Instructions for the task: Gather from the listing below each line that includes the word "Temperature", and copy it.

======== Data extract

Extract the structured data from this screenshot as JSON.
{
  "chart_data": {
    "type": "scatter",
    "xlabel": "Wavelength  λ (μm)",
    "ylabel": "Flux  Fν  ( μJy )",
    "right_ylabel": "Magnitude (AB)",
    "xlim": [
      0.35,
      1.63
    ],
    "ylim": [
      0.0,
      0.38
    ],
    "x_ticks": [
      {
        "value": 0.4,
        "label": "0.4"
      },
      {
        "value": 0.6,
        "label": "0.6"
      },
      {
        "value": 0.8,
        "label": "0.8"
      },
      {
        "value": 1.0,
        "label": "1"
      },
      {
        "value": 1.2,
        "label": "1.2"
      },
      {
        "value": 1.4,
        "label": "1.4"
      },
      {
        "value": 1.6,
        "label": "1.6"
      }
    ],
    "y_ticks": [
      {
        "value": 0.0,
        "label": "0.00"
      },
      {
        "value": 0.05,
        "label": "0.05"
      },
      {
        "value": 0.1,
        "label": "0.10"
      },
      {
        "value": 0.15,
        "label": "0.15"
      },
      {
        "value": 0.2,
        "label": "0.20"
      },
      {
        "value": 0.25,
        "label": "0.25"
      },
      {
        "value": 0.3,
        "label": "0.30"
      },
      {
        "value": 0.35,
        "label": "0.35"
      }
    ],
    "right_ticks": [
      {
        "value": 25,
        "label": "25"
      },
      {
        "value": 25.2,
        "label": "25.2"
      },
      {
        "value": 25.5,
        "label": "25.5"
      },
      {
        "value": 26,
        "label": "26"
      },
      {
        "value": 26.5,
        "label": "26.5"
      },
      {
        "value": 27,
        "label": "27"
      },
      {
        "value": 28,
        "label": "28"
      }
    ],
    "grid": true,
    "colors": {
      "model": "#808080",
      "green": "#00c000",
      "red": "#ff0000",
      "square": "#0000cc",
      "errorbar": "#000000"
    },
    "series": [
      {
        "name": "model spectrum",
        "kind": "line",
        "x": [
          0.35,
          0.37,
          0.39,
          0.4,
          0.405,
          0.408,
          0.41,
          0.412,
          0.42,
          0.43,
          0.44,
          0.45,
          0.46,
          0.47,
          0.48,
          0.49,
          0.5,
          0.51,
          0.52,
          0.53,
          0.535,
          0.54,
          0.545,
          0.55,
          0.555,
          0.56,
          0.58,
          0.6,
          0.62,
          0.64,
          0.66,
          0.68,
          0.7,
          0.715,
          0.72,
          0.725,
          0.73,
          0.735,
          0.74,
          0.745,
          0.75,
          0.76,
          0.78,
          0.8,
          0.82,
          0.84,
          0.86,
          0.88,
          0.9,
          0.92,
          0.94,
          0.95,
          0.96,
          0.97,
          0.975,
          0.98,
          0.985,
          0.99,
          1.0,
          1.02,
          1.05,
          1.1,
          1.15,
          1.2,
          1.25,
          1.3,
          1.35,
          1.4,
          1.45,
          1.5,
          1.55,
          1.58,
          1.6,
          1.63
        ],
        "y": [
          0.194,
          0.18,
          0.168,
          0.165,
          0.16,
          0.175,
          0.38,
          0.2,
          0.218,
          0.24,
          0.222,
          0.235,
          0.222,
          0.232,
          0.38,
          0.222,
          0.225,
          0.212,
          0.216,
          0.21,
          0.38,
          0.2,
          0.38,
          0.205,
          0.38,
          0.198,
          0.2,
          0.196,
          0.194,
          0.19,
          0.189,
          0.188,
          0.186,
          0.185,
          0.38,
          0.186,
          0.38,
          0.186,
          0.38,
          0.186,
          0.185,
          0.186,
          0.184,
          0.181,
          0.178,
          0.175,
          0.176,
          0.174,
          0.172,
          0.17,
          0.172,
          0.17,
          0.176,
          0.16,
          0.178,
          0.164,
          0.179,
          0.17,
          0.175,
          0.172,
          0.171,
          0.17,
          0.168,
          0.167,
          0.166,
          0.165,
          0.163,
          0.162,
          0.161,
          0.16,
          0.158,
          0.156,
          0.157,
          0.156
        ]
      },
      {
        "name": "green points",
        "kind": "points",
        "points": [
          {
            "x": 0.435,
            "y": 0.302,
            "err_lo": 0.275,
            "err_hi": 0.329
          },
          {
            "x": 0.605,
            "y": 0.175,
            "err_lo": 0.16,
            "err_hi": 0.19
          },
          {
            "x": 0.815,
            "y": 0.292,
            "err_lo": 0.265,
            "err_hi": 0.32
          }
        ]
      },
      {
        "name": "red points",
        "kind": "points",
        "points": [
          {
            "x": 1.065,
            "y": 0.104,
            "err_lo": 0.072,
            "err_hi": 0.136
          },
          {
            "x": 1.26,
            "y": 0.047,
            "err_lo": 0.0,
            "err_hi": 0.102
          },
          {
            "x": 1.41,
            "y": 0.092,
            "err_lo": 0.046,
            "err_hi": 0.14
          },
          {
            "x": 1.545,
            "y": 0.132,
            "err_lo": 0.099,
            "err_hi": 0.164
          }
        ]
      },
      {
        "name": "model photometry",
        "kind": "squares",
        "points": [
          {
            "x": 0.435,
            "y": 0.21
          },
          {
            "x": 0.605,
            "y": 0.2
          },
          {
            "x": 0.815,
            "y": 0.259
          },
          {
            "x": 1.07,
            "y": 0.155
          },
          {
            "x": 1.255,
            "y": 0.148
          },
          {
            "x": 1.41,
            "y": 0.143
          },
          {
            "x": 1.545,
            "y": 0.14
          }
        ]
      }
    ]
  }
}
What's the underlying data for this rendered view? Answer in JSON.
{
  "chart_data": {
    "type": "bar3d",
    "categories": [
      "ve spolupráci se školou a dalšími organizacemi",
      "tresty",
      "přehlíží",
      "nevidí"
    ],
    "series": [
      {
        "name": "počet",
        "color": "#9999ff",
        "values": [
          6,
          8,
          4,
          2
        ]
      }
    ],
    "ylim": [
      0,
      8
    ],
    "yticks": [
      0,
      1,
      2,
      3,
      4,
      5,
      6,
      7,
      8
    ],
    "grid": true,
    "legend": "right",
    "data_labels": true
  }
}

================
======== Data extract

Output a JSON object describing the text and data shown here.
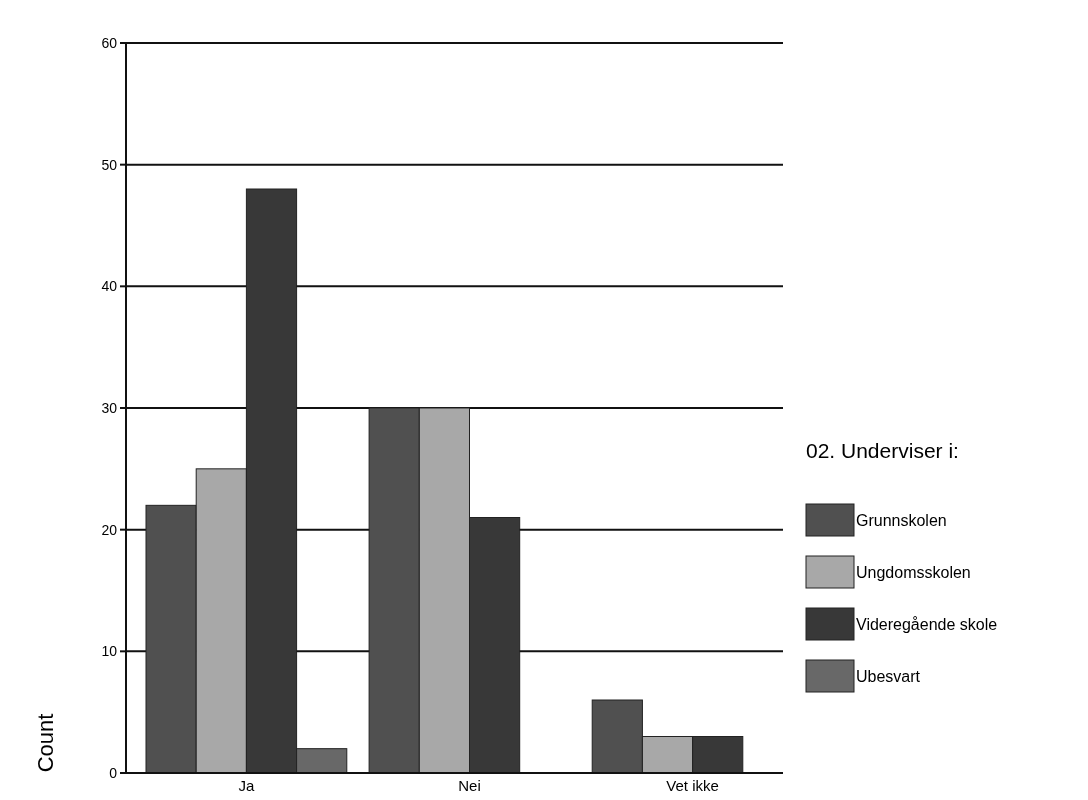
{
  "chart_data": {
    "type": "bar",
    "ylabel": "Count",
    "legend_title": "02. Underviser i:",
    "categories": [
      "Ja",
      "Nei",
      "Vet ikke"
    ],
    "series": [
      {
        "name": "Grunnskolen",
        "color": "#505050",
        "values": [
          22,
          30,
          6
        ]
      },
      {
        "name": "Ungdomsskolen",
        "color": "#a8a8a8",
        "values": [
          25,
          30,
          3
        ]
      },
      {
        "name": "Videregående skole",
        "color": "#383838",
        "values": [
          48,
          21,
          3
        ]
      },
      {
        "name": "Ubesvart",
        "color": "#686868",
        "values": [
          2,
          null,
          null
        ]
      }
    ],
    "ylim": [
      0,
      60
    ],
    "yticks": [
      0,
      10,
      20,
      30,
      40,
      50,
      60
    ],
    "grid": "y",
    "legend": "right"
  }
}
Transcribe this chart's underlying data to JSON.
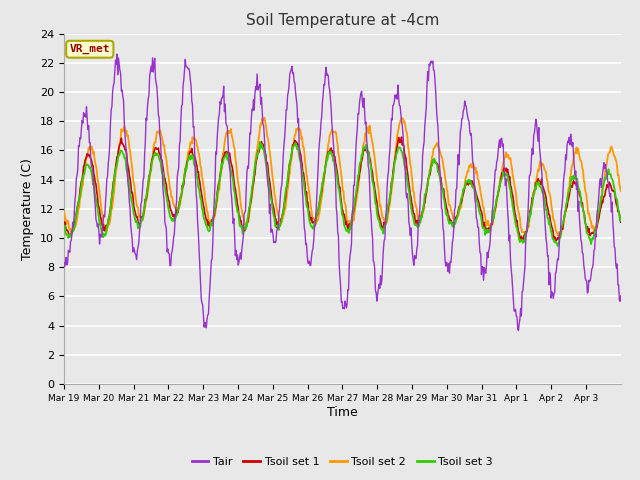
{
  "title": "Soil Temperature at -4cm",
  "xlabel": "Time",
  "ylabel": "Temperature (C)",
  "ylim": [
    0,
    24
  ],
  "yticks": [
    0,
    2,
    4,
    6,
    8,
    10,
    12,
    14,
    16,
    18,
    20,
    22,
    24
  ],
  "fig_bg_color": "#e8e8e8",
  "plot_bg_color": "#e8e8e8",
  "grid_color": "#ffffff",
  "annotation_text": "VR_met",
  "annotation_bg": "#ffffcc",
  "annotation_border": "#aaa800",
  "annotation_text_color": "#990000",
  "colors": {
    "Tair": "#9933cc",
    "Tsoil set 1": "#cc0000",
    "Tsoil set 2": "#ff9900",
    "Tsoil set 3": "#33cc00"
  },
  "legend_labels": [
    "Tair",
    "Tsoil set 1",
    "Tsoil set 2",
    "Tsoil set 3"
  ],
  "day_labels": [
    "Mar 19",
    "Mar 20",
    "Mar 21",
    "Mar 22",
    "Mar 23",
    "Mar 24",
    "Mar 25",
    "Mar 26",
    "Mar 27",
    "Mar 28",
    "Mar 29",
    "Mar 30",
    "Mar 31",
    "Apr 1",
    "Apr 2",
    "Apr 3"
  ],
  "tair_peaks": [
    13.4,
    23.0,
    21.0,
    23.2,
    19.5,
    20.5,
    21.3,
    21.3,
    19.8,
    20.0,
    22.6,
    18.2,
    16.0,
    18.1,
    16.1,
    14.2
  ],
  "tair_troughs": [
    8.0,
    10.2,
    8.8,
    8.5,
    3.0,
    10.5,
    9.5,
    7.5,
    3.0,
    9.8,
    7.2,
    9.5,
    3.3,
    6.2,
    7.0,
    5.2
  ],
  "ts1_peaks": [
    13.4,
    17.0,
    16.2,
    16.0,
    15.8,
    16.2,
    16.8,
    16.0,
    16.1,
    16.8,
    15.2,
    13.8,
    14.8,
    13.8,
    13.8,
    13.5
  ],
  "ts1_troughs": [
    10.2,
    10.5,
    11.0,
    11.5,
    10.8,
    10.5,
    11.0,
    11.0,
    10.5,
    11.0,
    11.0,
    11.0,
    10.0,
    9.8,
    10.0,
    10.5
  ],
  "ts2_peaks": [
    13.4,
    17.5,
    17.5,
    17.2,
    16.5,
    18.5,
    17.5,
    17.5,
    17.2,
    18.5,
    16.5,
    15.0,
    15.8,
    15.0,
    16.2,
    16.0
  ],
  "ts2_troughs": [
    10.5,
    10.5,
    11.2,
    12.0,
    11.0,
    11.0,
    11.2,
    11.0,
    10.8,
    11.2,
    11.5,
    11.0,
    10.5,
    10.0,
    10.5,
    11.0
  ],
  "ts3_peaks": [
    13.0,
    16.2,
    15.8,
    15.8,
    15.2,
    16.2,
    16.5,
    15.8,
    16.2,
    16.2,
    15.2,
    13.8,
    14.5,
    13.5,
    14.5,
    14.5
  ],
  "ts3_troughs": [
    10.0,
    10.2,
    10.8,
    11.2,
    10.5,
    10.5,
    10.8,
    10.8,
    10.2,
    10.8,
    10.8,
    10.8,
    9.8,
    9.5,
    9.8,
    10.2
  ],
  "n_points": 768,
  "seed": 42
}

================

Solved problem:
  "title": "Soil Temperature at -4cm",
  "ylabel": "Temperature (C)",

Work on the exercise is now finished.